## Aim of the task
Write out all of the records precisely. Skip anything that is a picture.

[Start Input data]

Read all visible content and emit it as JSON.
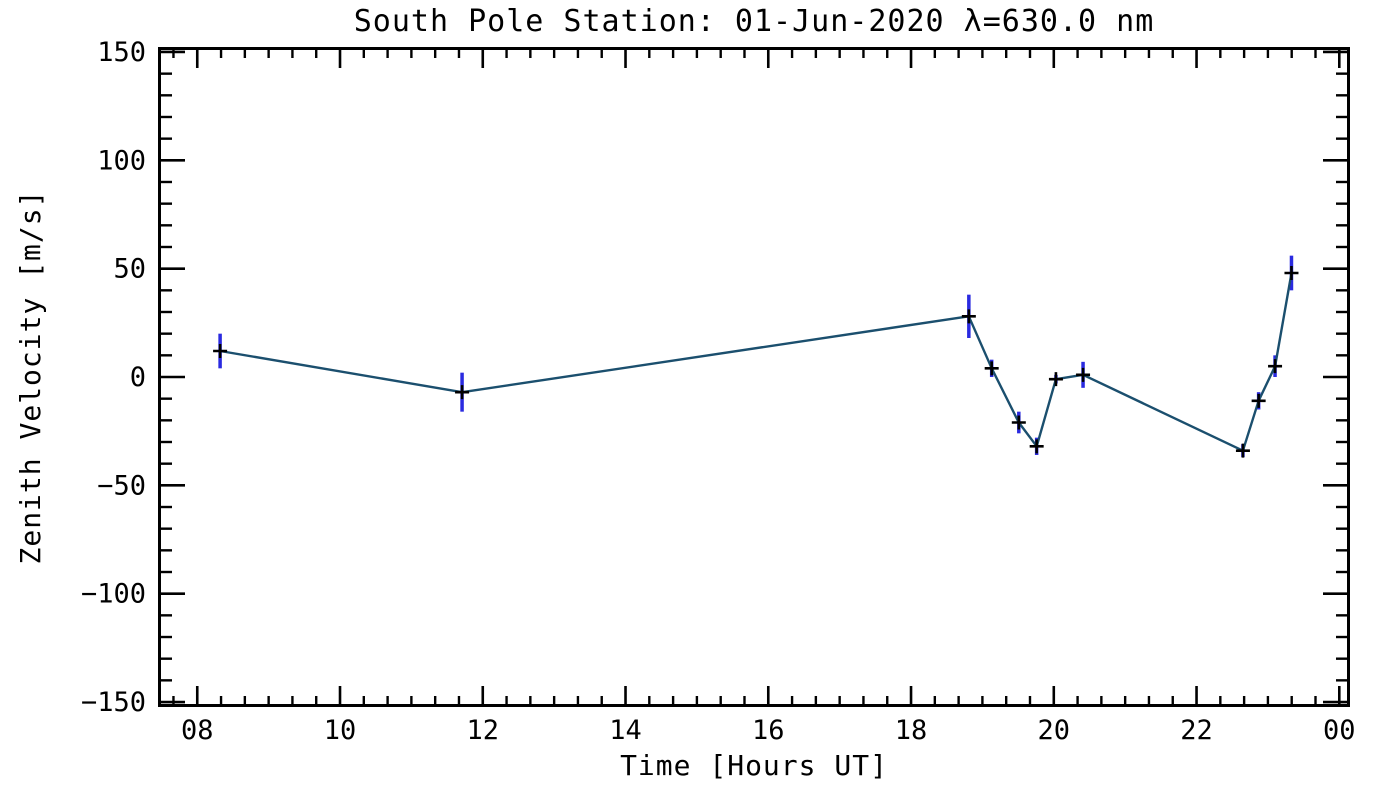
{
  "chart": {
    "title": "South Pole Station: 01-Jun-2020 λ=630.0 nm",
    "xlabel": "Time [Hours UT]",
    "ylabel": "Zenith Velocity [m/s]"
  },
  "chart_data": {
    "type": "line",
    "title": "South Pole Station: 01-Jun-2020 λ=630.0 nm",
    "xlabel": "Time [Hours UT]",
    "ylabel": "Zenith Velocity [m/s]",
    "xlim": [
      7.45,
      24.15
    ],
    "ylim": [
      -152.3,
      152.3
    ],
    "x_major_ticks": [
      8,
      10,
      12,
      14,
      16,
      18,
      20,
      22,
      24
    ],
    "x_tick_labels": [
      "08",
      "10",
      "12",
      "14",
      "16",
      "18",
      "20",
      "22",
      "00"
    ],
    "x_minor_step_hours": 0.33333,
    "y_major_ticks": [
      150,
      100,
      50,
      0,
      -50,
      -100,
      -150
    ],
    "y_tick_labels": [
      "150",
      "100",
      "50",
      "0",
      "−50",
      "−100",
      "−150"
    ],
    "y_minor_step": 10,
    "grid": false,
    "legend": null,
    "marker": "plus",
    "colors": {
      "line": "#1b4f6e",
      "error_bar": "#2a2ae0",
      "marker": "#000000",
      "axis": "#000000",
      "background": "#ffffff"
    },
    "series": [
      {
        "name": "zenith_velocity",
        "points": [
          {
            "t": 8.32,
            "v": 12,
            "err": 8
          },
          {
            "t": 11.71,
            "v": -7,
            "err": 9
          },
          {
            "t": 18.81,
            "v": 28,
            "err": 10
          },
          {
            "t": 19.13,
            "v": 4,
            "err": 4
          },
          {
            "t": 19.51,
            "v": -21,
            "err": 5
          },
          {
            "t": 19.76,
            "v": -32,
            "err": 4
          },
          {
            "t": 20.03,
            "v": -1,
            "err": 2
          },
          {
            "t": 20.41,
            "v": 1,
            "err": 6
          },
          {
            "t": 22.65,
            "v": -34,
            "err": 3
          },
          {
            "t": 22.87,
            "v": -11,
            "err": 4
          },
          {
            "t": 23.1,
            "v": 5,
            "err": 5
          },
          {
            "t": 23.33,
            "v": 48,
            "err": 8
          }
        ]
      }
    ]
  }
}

[End Input data]

## Task answer
Read all visible content and emit it as JSON.
{
  "chart": {
    "title": "South Pole Station: 01-Jun-2020 λ=630.0 nm",
    "xlabel": "Time [Hours UT]",
    "ylabel": "Zenith Velocity [m/s]"
  },
  "chart_data": {
    "type": "line",
    "title": "South Pole Station: 01-Jun-2020 λ=630.0 nm",
    "xlabel": "Time [Hours UT]",
    "ylabel": "Zenith Velocity [m/s]",
    "xlim": [
      7.45,
      24.15
    ],
    "ylim": [
      -152.3,
      152.3
    ],
    "x_major_ticks": [
      8,
      10,
      12,
      14,
      16,
      18,
      20,
      22,
      24
    ],
    "x_tick_labels": [
      "08",
      "10",
      "12",
      "14",
      "16",
      "18",
      "20",
      "22",
      "00"
    ],
    "x_minor_step_hours": 0.33333,
    "y_major_ticks": [
      150,
      100,
      50,
      0,
      -50,
      -100,
      -150
    ],
    "y_tick_labels": [
      "150",
      "100",
      "50",
      "0",
      "−50",
      "−100",
      "−150"
    ],
    "y_minor_step": 10,
    "grid": false,
    "legend": null,
    "marker": "plus",
    "colors": {
      "line": "#1b4f6e",
      "error_bar": "#2a2ae0",
      "marker": "#000000",
      "axis": "#000000",
      "background": "#ffffff"
    },
    "series": [
      {
        "name": "zenith_velocity",
        "points": [
          {
            "t": 8.32,
            "v": 12,
            "err": 8
          },
          {
            "t": 11.71,
            "v": -7,
            "err": 9
          },
          {
            "t": 18.81,
            "v": 28,
            "err": 10
          },
          {
            "t": 19.13,
            "v": 4,
            "err": 4
          },
          {
            "t": 19.51,
            "v": -21,
            "err": 5
          },
          {
            "t": 19.76,
            "v": -32,
            "err": 4
          },
          {
            "t": 20.03,
            "v": -1,
            "err": 2
          },
          {
            "t": 20.41,
            "v": 1,
            "err": 6
          },
          {
            "t": 22.65,
            "v": -34,
            "err": 3
          },
          {
            "t": 22.87,
            "v": -11,
            "err": 4
          },
          {
            "t": 23.1,
            "v": 5,
            "err": 5
          },
          {
            "t": 23.33,
            "v": 48,
            "err": 8
          }
        ]
      }
    ]
  }
}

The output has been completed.